### PROVIDED TEXT:
>>>

Re: Running operations over data

Great reply Cam



-----Original Message-----
From: Cameron Goodale <si...@gmail.com>
Reply-To: "user@oodt.apache.org" <us...@oodt.apache.org>
Date: Wednesday, February 26, 2014 10:32 PM
To: "user@oodt.apache.org" <us...@oodt.apache.org>
Subject: Re: Running operations over data

>Hey Tom,
>
>
>TLDR - Crawler ships with some actions, but you can write your own
>actions, and those actions can be wired into PreIngestion or
>PostIngestion.  FileManager has MetExtractors that run before ingestion,
>they traditionally are meant to extract metadata (as
> the name implies) but you could just as easily have it run a checksum
>and store it in metadata, or convert an incoming file into PDF, then
>ingest the PDF.
>
>
>
>
>On the Snow Data System here at JPL we have a lights out operation that
>might be of interest, so I will try to explain it below.
>
>
>1.  Every hour OODT PushPull wakes up and tries to download new data from
>a Near Real Time Satellite Imagery service via FTP
>(http://lance-modis.eosdis.nasa.gov/)

<<<

### EXCERPTED RECORDS:
>>>

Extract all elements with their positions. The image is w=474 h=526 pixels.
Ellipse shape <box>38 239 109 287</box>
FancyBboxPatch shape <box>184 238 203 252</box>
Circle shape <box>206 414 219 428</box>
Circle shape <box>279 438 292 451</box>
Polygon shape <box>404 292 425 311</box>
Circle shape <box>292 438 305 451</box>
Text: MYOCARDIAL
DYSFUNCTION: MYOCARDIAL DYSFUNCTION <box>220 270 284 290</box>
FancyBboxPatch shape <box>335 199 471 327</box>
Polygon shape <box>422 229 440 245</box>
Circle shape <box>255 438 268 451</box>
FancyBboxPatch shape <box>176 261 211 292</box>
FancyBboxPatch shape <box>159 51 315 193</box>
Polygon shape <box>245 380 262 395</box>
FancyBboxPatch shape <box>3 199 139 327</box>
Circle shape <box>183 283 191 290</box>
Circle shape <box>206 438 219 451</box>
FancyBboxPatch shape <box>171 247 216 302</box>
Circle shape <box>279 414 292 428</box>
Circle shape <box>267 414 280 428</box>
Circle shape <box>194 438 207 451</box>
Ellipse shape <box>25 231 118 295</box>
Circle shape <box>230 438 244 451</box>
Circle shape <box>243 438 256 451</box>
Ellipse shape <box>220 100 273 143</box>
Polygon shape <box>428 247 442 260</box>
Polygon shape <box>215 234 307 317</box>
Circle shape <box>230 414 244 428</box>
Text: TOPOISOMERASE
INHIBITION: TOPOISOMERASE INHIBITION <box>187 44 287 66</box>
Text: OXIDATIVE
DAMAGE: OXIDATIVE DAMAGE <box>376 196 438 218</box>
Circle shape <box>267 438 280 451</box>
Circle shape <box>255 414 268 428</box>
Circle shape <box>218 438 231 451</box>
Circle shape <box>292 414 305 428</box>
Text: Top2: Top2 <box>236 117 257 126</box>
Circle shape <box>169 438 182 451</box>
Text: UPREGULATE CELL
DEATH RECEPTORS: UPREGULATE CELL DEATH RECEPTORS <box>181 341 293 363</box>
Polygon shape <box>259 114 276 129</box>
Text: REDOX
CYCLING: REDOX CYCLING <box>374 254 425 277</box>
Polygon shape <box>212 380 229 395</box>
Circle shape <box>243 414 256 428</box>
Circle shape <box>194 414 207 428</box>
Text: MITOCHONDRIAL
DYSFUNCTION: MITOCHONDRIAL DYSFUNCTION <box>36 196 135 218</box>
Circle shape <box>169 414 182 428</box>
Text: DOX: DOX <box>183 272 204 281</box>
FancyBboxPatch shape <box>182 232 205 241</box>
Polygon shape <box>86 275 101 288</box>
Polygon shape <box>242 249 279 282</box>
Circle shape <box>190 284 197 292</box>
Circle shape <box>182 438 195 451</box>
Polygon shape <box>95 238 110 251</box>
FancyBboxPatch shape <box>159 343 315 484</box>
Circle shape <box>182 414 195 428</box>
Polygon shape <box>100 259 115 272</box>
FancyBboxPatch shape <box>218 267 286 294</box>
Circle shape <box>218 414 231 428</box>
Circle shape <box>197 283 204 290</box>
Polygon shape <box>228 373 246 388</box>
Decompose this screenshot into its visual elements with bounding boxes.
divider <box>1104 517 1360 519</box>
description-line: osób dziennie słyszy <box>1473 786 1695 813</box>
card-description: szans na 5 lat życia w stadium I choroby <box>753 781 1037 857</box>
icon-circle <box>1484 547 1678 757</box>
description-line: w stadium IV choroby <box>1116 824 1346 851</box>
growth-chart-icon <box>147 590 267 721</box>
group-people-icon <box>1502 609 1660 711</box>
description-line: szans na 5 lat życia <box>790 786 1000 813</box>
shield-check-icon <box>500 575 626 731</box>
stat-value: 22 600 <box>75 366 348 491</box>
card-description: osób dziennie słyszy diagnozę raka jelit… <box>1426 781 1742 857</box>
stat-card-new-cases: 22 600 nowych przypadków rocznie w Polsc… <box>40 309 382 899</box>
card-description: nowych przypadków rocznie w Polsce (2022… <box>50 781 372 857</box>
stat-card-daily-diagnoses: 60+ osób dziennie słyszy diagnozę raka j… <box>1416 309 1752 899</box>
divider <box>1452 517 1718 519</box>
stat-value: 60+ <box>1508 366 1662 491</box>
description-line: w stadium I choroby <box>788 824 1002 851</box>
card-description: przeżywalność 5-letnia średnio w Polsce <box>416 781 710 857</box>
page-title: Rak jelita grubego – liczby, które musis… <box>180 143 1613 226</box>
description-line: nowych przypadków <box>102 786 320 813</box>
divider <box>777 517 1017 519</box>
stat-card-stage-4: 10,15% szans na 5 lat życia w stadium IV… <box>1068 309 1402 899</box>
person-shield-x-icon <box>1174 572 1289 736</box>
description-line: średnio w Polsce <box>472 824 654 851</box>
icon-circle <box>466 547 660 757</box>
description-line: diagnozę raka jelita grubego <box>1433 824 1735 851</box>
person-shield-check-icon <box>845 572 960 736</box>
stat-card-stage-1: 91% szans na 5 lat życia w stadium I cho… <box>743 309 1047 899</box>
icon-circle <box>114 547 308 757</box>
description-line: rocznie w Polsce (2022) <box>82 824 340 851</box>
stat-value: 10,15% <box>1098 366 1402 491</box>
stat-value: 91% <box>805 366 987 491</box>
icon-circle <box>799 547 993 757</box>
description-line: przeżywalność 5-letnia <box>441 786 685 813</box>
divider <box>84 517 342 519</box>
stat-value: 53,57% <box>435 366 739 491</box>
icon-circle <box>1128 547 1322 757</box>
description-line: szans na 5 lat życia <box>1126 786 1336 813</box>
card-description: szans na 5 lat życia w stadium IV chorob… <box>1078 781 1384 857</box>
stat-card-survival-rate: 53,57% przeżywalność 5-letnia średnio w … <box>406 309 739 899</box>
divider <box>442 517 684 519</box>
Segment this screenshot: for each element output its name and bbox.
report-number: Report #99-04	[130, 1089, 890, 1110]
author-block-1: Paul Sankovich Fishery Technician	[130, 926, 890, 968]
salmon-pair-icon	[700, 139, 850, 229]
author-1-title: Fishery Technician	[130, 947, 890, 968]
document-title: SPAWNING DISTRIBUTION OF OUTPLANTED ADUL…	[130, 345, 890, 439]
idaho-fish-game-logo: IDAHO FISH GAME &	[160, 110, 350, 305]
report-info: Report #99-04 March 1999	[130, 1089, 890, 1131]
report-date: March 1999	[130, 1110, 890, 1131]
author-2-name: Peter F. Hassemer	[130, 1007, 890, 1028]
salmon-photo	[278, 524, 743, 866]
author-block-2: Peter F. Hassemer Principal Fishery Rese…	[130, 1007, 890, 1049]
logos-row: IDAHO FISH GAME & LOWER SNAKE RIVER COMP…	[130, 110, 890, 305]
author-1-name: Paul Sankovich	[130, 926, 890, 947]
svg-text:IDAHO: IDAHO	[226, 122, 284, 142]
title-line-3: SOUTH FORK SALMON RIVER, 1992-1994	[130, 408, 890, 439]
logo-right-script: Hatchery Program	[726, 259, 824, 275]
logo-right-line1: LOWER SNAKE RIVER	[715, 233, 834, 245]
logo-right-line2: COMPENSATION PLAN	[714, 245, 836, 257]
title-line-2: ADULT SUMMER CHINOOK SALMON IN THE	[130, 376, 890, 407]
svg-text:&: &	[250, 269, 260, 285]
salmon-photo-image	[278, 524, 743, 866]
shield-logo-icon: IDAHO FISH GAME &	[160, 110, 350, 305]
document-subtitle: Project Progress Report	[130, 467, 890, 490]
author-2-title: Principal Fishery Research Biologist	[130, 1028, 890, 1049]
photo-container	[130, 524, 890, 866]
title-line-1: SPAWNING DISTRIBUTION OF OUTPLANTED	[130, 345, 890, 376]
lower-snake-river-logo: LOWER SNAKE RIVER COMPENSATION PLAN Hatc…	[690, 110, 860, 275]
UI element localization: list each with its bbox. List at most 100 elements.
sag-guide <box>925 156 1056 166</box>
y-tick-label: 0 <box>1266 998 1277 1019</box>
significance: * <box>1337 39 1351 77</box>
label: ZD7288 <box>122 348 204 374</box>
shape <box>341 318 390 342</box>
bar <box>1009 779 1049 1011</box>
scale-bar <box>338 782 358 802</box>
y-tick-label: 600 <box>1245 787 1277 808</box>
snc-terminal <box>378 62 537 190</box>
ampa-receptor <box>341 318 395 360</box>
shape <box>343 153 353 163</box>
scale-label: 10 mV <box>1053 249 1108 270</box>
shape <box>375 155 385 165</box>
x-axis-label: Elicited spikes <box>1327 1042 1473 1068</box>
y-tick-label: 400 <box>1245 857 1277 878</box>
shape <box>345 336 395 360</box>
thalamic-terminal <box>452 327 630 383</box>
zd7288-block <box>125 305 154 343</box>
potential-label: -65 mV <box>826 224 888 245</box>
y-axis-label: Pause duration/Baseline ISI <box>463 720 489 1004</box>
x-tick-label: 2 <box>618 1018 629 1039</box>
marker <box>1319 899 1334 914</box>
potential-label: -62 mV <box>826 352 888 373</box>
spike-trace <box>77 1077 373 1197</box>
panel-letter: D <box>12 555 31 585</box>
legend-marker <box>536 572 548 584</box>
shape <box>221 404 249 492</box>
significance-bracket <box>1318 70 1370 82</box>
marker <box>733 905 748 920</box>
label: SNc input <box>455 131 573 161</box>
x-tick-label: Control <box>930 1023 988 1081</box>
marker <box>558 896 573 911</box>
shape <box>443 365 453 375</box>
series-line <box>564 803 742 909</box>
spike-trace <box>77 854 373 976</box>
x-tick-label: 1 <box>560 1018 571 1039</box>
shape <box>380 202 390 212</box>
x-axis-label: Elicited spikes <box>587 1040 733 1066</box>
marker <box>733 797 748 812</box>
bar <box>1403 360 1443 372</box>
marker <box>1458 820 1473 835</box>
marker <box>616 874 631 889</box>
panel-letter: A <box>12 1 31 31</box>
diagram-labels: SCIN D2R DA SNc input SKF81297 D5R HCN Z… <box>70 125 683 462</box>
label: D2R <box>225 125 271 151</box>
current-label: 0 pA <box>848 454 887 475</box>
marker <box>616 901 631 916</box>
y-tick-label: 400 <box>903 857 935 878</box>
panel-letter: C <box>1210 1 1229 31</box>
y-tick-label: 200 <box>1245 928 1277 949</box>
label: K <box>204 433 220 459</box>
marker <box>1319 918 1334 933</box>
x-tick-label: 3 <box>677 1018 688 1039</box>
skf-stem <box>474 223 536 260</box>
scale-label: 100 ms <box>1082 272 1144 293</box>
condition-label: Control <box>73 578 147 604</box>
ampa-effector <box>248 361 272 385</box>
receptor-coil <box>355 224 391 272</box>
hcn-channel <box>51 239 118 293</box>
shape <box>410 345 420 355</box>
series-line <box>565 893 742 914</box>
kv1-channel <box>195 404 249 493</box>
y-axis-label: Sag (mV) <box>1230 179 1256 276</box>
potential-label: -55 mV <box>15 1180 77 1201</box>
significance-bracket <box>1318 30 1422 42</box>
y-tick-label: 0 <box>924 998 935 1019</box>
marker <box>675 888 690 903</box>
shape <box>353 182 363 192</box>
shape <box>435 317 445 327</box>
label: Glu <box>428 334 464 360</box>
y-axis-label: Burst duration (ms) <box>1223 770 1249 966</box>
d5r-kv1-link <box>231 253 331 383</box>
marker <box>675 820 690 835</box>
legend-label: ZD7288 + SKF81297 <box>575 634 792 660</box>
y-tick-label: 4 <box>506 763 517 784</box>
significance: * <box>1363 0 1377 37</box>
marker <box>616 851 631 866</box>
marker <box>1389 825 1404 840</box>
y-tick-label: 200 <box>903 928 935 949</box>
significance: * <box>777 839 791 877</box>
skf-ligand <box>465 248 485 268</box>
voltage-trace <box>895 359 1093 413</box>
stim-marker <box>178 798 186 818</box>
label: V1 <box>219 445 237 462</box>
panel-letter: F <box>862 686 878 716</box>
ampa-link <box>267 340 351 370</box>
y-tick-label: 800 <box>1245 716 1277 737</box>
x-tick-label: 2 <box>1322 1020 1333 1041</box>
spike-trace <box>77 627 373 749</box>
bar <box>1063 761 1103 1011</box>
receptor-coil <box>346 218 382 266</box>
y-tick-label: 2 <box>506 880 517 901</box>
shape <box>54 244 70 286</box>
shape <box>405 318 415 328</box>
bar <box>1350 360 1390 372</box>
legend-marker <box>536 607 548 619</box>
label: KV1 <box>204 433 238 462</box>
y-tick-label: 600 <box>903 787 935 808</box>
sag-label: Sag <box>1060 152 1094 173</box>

<<<

### REQUIREMENT:
Write the next part of the email reply about running operations over data with OODT, starting right after its last line.

### ANSWER:
>2.  Every 20 minutes OODT Crawler wakes up and crawls a local file
>staging area where PushPull downloads Satellite Images
>3.  When the crawler encounters files that have been downloaded and are
>ready for ingestion then things get interesting.  During the crawl
>several pre-conditions need to be met (the file cannot already be in the
>catalog - guarding against duplicates, the
> file has to be of the correct mime-type, etc..)
>4.  If preconditions pass then Crawler will ingest the file(s) into OODT
>FileManager, but things don't stop here.
>5.  Crawler has a post-ingest success hook that we leverage and we use
>the "TriggerPostIngestWorkflow" action which automatically submits an
>event to workflow
>6.  OODT Workflow Manager receives the event (in this example it would be
>"MOD09GANRTIngest") and it boils that down into tasks that get run.
>7.  Workflow Manager then sends these tasks to the OODT Resource Manager
>who farms the jobs off to Batchstubs that are running across 4 different
>machines.
>8.  When the jobs complete, crawler will ingest the final outputs back
>into the FileManager.
>
>
>Hope that helps.
>
>
>Best Regards,
>
>
>
>
>Cameron
>
>
>
>On Tue, Feb 25, 2014 at 1:47 PM, Tom Barber
><to...@meteorite.bi> wrote:
>
>Hello folks,
>
>Preparing for this talk, so I figure I should probably work out how OODT
>works..... ;)
>
>Anyway I have some ideas as how to integrate some more non science like
>tools into OODT but I'm still figuring out some of the components.
>Namely, workflows.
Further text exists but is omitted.